Work instructions
Output all lines exactly.

— start —

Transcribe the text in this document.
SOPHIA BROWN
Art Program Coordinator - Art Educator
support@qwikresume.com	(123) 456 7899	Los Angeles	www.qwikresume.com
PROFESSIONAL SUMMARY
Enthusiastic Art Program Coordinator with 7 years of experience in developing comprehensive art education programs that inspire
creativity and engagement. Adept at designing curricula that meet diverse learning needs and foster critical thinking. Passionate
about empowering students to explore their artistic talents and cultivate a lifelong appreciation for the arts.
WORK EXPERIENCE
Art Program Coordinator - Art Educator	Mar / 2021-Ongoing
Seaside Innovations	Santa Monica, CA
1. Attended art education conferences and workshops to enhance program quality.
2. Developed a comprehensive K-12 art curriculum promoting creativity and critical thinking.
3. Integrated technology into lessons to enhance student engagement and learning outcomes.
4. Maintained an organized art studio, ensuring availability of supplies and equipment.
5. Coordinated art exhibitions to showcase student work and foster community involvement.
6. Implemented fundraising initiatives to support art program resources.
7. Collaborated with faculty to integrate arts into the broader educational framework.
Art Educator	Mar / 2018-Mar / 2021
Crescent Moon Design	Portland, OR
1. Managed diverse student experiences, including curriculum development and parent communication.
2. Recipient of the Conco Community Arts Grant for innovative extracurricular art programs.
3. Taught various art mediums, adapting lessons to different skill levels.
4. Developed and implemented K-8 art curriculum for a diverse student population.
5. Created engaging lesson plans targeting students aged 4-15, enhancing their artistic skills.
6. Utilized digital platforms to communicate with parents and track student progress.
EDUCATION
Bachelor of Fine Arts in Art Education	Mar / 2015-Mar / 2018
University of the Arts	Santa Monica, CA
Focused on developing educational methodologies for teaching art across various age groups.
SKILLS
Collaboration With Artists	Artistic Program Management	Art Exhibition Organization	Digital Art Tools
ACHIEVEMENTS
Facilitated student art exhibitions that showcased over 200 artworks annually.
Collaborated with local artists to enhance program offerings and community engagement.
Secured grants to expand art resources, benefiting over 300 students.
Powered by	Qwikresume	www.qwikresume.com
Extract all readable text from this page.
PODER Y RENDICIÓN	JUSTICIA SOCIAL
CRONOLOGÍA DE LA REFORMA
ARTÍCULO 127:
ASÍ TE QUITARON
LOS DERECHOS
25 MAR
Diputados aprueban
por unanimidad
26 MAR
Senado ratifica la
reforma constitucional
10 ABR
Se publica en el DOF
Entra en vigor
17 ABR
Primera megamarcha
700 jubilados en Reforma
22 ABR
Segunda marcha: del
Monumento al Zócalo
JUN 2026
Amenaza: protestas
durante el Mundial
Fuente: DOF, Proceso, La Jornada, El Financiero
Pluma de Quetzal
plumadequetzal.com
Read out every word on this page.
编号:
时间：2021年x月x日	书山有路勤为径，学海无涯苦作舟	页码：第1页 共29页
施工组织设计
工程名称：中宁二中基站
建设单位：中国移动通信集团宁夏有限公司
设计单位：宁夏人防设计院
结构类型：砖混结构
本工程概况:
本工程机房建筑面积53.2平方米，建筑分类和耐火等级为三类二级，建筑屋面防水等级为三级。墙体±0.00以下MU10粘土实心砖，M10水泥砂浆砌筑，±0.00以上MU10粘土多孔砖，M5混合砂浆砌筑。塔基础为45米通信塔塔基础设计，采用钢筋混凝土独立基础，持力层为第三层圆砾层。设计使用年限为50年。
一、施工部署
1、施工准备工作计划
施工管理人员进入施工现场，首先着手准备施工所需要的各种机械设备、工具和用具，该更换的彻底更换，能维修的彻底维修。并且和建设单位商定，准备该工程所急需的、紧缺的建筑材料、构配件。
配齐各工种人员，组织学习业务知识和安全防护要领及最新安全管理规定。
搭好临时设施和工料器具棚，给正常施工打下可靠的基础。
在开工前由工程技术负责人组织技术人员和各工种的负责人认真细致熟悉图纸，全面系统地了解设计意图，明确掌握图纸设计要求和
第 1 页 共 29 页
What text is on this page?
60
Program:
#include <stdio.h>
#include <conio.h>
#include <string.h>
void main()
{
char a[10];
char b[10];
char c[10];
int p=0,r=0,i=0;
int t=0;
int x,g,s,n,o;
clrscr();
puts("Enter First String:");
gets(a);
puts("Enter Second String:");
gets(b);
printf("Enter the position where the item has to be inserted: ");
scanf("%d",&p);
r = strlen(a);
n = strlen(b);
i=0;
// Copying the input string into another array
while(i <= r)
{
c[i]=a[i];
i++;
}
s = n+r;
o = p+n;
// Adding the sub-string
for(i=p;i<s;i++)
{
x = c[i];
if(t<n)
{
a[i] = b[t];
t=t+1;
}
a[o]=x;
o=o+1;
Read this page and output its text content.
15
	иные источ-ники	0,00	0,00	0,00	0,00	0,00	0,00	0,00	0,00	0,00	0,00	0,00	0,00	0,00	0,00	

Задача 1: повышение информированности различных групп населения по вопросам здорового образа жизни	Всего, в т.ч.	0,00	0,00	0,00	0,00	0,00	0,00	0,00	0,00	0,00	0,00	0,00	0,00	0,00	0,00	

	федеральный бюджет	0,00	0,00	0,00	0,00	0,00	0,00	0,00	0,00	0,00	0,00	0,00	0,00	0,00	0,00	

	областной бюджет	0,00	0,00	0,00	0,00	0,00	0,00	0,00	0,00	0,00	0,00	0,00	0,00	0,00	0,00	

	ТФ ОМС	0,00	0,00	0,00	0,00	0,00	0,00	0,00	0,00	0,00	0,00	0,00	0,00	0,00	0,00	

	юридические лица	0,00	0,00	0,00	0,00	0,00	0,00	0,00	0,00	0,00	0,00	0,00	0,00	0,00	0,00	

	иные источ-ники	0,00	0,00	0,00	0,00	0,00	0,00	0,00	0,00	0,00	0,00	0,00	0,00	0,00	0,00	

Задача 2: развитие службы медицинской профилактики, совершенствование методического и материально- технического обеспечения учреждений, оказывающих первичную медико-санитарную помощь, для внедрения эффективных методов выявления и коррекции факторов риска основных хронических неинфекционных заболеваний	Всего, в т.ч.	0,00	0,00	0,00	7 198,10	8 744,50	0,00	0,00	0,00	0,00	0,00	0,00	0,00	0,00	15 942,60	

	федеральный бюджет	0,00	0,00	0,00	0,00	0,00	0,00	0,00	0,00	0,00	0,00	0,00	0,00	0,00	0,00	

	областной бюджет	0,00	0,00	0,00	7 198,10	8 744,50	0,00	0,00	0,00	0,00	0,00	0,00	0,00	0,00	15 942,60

— end —

Solution
Transcribe the text in this document.
SOPHIA BROWN
Art Program Coordinator - Art Educator
support@qwikresume.com	(123) 456 7899	Los Angeles	www.qwikresume.com
PROFESSIONAL SUMMARY
Enthusiastic Art Program Coordinator with 7 years of experience in developing comprehensive art education programs that inspire
creativity and engagement. Adept at designing curricula that meet diverse learning needs and foster critical thinking. Passionate
about empowering students to explore their artistic talents and cultivate a lifelong appreciation for the arts.
WORK EXPERIENCE
Art Program Coordinator - Art Educator	Mar / 2021-Ongoing
Seaside Innovations	Santa Monica, CA
1. Attended art education conferences and workshops to enhance program quality.
2. Developed a comprehensive K-12 art curriculum promoting creativity and critical thinking.
3. Integrated technology into lessons to enhance student engagement and learning outcomes.
4. Maintained an organized art studio, ensuring availability of supplies and equipment.
5. Coordinated art exhibitions to showcase student work and foster community involvement.
6. Implemented fundraising initiatives to support art program resources.
7. Collaborated with faculty to integrate arts into the broader educational framework.
Art Educator	Mar / 2018-Mar / 2021
Crescent Moon Design	Portland, OR
1. Managed diverse student experiences, including curriculum development and parent communication.
2. Recipient of the Conco Community Arts Grant for innovative extracurricular art programs.
3. Taught various art mediums, adapting lessons to different skill levels.
4. Developed and implemented K-8 art curriculum for a diverse student population.
5. Created engaging lesson plans targeting students aged 4-15, enhancing their artistic skills.
6. Utilized digital platforms to communicate with parents and track student progress.
EDUCATION
Bachelor of Fine Arts in Art Education	Mar / 2015-Mar / 2018
University of the Arts	Santa Monica, CA
Focused on developing educational methodologies for teaching art across various age groups.
SKILLS
Collaboration With Artists	Artistic Program Management	Art Exhibition Organization	Digital Art Tools
ACHIEVEMENTS
Facilitated student art exhibitions that showcased over 200 artworks annually.
Collaborated with local artists to enhance program offerings and community engagement.
Secured grants to expand art resources, benefiting over 300 students.
Powered by	Qwikresume	www.qwikresume.com
Extract all readable text from this page.
PODER Y RENDICIÓN	JUSTICIA SOCIAL
CRONOLOGÍA DE LA REFORMA
ARTÍCULO 127:
ASÍ TE QUITARON
LOS DERECHOS
25 MAR
Diputados aprueban
por unanimidad
26 MAR
Senado ratifica la
reforma constitucional
10 ABR
Se publica en el DOF
Entra en vigor
17 ABR
Primera megamarcha
700 jubilados en Reforma
22 ABR
Segunda marcha: del
Monumento al Zócalo
JUN 2026
Amenaza: protestas
durante el Mundial
Fuente: DOF, Proceso, La Jornada, El Financiero
Pluma de Quetzal
plumadequetzal.com
Read out every word on this page.
编号:
时间：2021年x月x日	书山有路勤为径，学海无涯苦作舟	页码：第1页 共29页
施工组织设计
工程名称：中宁二中基站
建设单位：中国移动通信集团宁夏有限公司
设计单位：宁夏人防设计院
结构类型：砖混结构
本工程概况:
本工程机房建筑面积53.2平方米，建筑分类和耐火等级为三类二级，建筑屋面防水等级为三级。墙体±0.00以下MU10粘土实心砖，M10水泥砂浆砌筑，±0.00以上MU10粘土多孔砖，M5混合砂浆砌筑。塔基础为45米通信塔塔基础设计，采用钢筋混凝土独立基础，持力层为第三层圆砾层。设计使用年限为50年。
一、施工部署
1、施工准备工作计划
施工管理人员进入施工现场，首先着手准备施工所需要的各种机械设备、工具和用具，该更换的彻底更换，能维修的彻底维修。并且和建设单位商定，准备该工程所急需的、紧缺的建筑材料、构配件。
配齐各工种人员，组织学习业务知识和安全防护要领及最新安全管理规定。
搭好临时设施和工料器具棚，给正常施工打下可靠的基础。
在开工前由工程技术负责人组织技术人员和各工种的负责人认真细致熟悉图纸，全面系统地了解设计意图，明确掌握图纸设计要求和
第 1 页 共 29 页
What text is on this page?
60
Program:
#include <stdio.h>
#include <conio.h>
#include <string.h>
void main()
{
char a[10];
char b[10];
char c[10];
int p=0,r=0,i=0;
int t=0;
int x,g,s,n,o;
clrscr();
puts("Enter First String:");
gets(a);
puts("Enter Second String:");
gets(b);
printf("Enter the position where the item has to be inserted: ");
scanf("%d",&p);
r = strlen(a);
n = strlen(b);
i=0;
// Copying the input string into another array
while(i <= r)
{
c[i]=a[i];
i++;
}
s = n+r;
o = p+n;
// Adding the sub-string
for(i=p;i<s;i++)
{
x = c[i];
if(t<n)
{
a[i] = b[t];
t=t+1;
}
a[o]=x;
o=o+1;
Read this page and output its text content.
15
	иные источ-ники	0,00	0,00	0,00	0,00	0,00	0,00	0,00	0,00	0,00	0,00	0,00	0,00	0,00	0,00	

Задача 1: повышение информированности различных групп населения по вопросам здорового образа жизни	Всего, в т.ч.	0,00	0,00	0,00	0,00	0,00	0,00	0,00	0,00	0,00	0,00	0,00	0,00	0,00	0,00	

	федеральный бюджет	0,00	0,00	0,00	0,00	0,00	0,00	0,00	0,00	0,00	0,00	0,00	0,00	0,00	0,00	

	областной бюджет	0,00	0,00	0,00	0,00	0,00	0,00	0,00	0,00	0,00	0,00	0,00	0,00	0,00	0,00	

	ТФ ОМС	0,00	0,00	0,00	0,00	0,00	0,00	0,00	0,00	0,00	0,00	0,00	0,00	0,00	0,00	

	юридические лица	0,00	0,00	0,00	0,00	0,00	0,00	0,00	0,00	0,00	0,00	0,00	0,00	0,00	0,00	

	иные источ-ники	0,00	0,00	0,00	0,00	0,00	0,00	0,00	0,00	0,00	0,00	0,00	0,00	0,00	0,00	

Задача 2: развитие службы медицинской профилактики, совершенствование методического и материально- технического обеспечения учреждений, оказывающих первичную медико-санитарную помощь, для внедрения эффективных методов выявления и коррекции факторов риска основных хронических неинфекционных заболеваний	Всего, в т.ч.	0,00	0,00	0,00	7 198,10	8 744,50	0,00	0,00	0,00	0,00	0,00	0,00	0,00	0,00	15 942,60	

	федеральный бюджет	0,00	0,00	0,00	0,00	0,00	0,00	0,00	0,00	0,00	0,00	0,00	0,00	0,00	0,00	

	областной бюджет	0,00	0,00	0,00	7 198,10	8 744,50	0,00	0,00	0,00	0,00	0,00	0,00	0,00	0,00	15 942,60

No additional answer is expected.